===== DATA LISTING
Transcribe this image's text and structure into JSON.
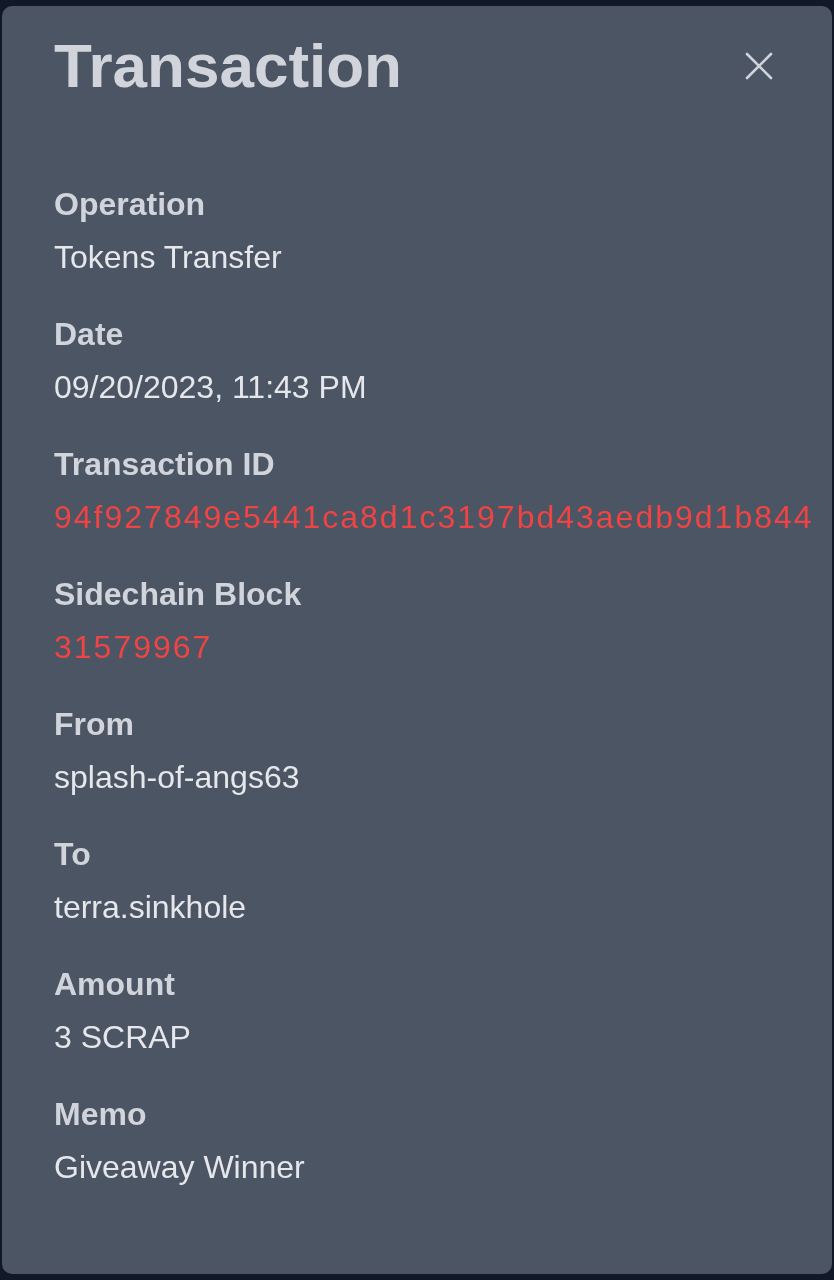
{
  "dialog": {
    "title": "Transaction"
  },
  "fields": [
    {
      "label": "Operation",
      "value": "Tokens Transfer",
      "kind": "text"
    },
    {
      "label": "Date",
      "value": "09/20/2023, 11:43 PM",
      "kind": "text"
    },
    {
      "label": "Transaction ID",
      "value": "94f927849e5441ca8d1c3197bd43aedb9d1b844",
      "kind": "link"
    },
    {
      "label": "Sidechain Block",
      "value": "31579967",
      "kind": "link"
    },
    {
      "label": "From",
      "value": "splash-of-angs63",
      "kind": "text"
    },
    {
      "label": "To",
      "value": "terra.sinkhole",
      "kind": "text"
    },
    {
      "label": "Amount",
      "value": "3 SCRAP",
      "kind": "text"
    },
    {
      "label": "Memo",
      "value": "Giveaway Winner",
      "kind": "text"
    }
  ]
}
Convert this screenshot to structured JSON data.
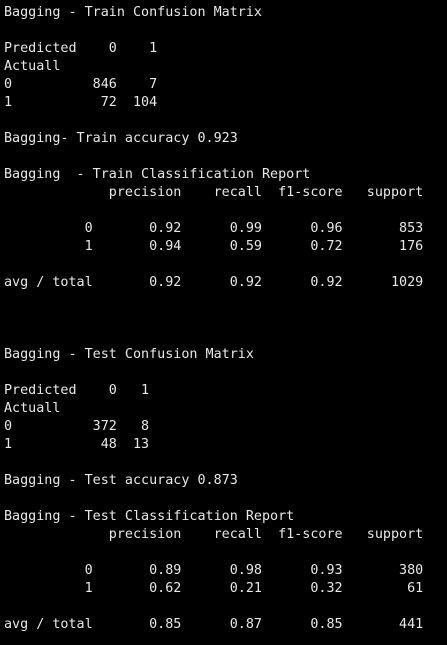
{
  "terminal": {
    "lines": [
      "Bagging - Train Confusion Matrix",
      "Predicted    0    1",
      "Actuall",
      "0          846    7",
      "1           72  104",
      "Bagging- Train accuracy 0.923",
      "Bagging  - Train Classification Report",
      "             precision    recall  f1-score   support",
      "          0       0.92      0.99      0.96       853",
      "          1       0.94      0.59      0.72       176",
      "avg / total       0.92      0.92      0.92      1029",
      "Bagging - Test Confusion Matrix",
      "Predicted    0   1",
      "Actuall",
      "0          372   8",
      "1           48  13",
      "Bagging - Test accuracy 0.873",
      "Bagging - Test Classification Report",
      "             precision    recall  f1-score   support",
      "          0       0.89      0.98      0.93       380",
      "          1       0.62      0.21      0.32        61",
      "avg / total       0.85      0.87      0.85       441"
    ],
    "text_color": "#e8e8e8",
    "background_color": "#000000"
  }
}
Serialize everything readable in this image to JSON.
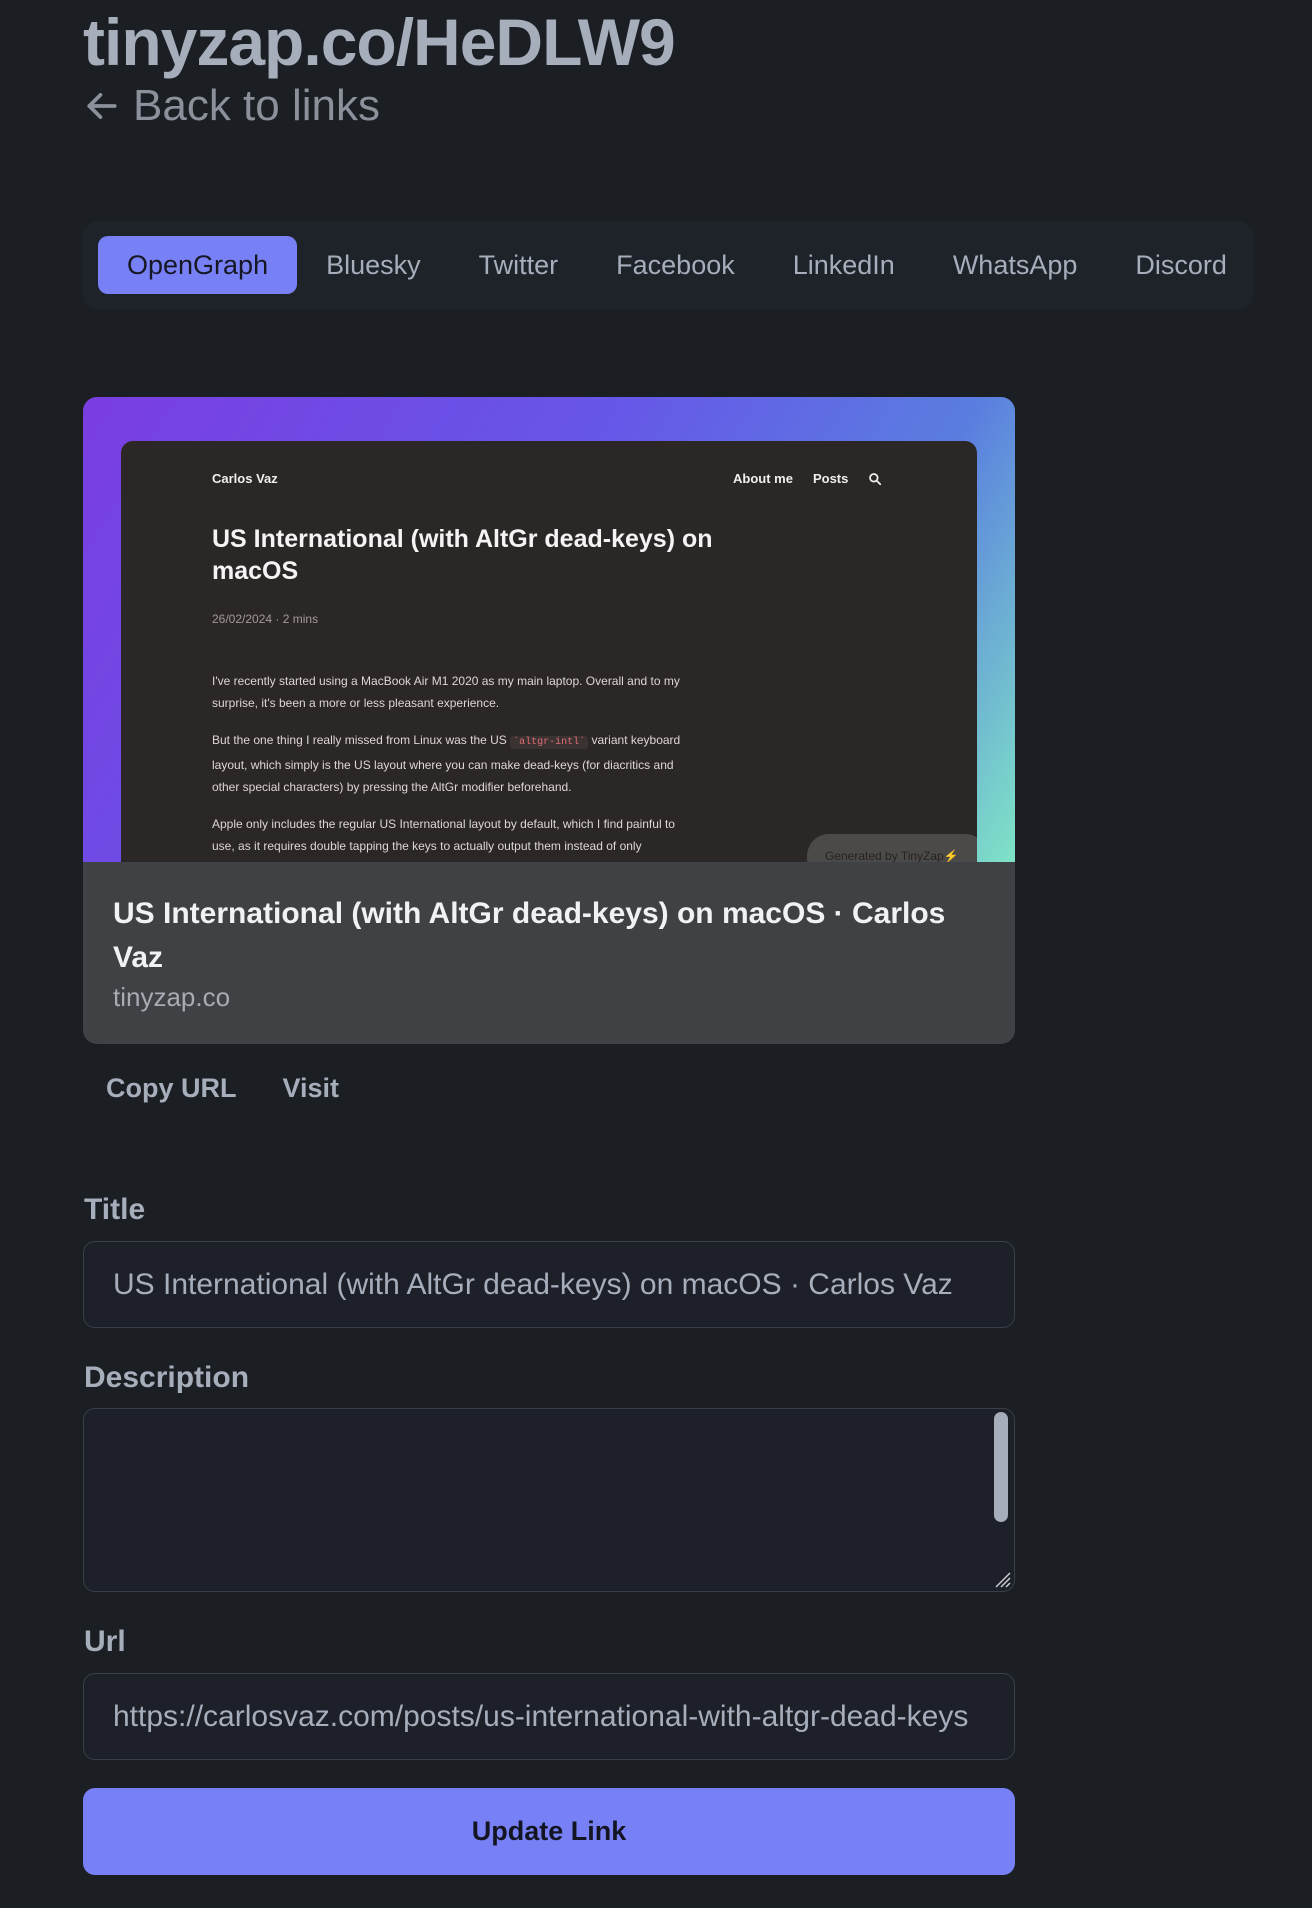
{
  "header": {
    "title": "tinyzap.co/HeDLW9",
    "back_label": "Back to links"
  },
  "tabs": [
    {
      "label": "OpenGraph",
      "active": true
    },
    {
      "label": "Bluesky"
    },
    {
      "label": "Twitter"
    },
    {
      "label": "Facebook"
    },
    {
      "label": "LinkedIn"
    },
    {
      "label": "WhatsApp"
    },
    {
      "label": "Discord"
    }
  ],
  "preview": {
    "screenshot": {
      "author": "Carlos Vaz",
      "nav_about": "About me",
      "nav_posts": "Posts",
      "heading": "US International (with AltGr dead-keys) on macOS",
      "meta": "26/02/2024 · 2 mins",
      "para1": "I've recently started using a MacBook Air M1 2020 as my main laptop. Overall and to my surprise, it's been a more or less pleasant experience.",
      "para2_before": "But the one thing I really missed from Linux was the US ",
      "para2_code": "`altgr-intl`",
      "para2_after": " variant keyboard layout, which simply is the US layout where you can make dead-keys (for diacritics and other special characters) by pressing the AltGr modifier beforehand.",
      "para3": "Apple only includes the regular US International layout by default, which I find painful to use, as it requires double tapping the keys to actually output them instead of only",
      "badge": "Generated by TinyZap⚡"
    },
    "title": "US International (with AltGr dead-keys) on macOS · Carlos Vaz",
    "domain": "tinyzap.co"
  },
  "actions": {
    "copy_label": "Copy URL",
    "visit_label": "Visit"
  },
  "form": {
    "title_label": "Title",
    "title_value": "US International (with AltGr dead-keys) on macOS · Carlos Vaz",
    "description_label": "Description",
    "description_value": "",
    "url_label": "Url",
    "url_value": "https://carlosvaz.com/posts/us-international-with-altgr-dead-keys",
    "submit_label": "Update Link"
  },
  "colors": {
    "accent": "#7880f6",
    "background": "#1b1e23"
  }
}
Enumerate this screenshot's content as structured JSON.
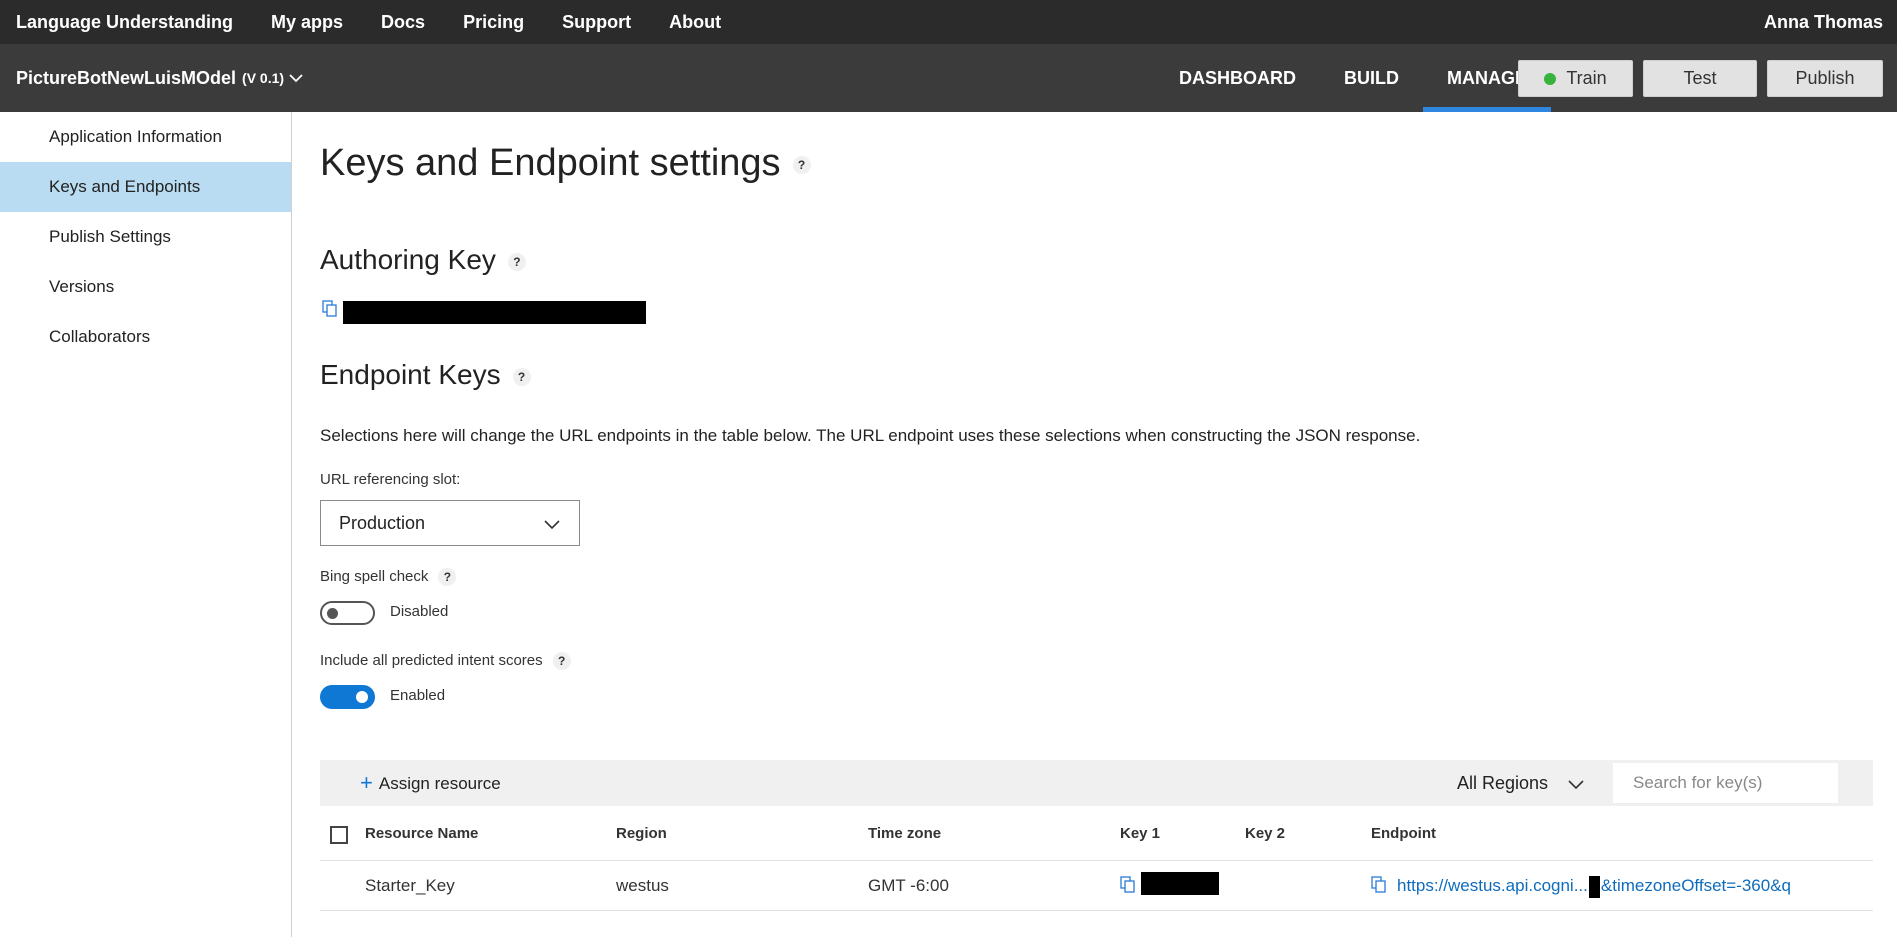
==========
**SHORT TASK**
Find the string "Train" in the listing and return every line that holds it.

**CORRECT RESULT**
      "Bagging - Train Confusion Matrix",
      "Bagging- Train accuracy 0.923",
      "Bagging  - Train Classification Report",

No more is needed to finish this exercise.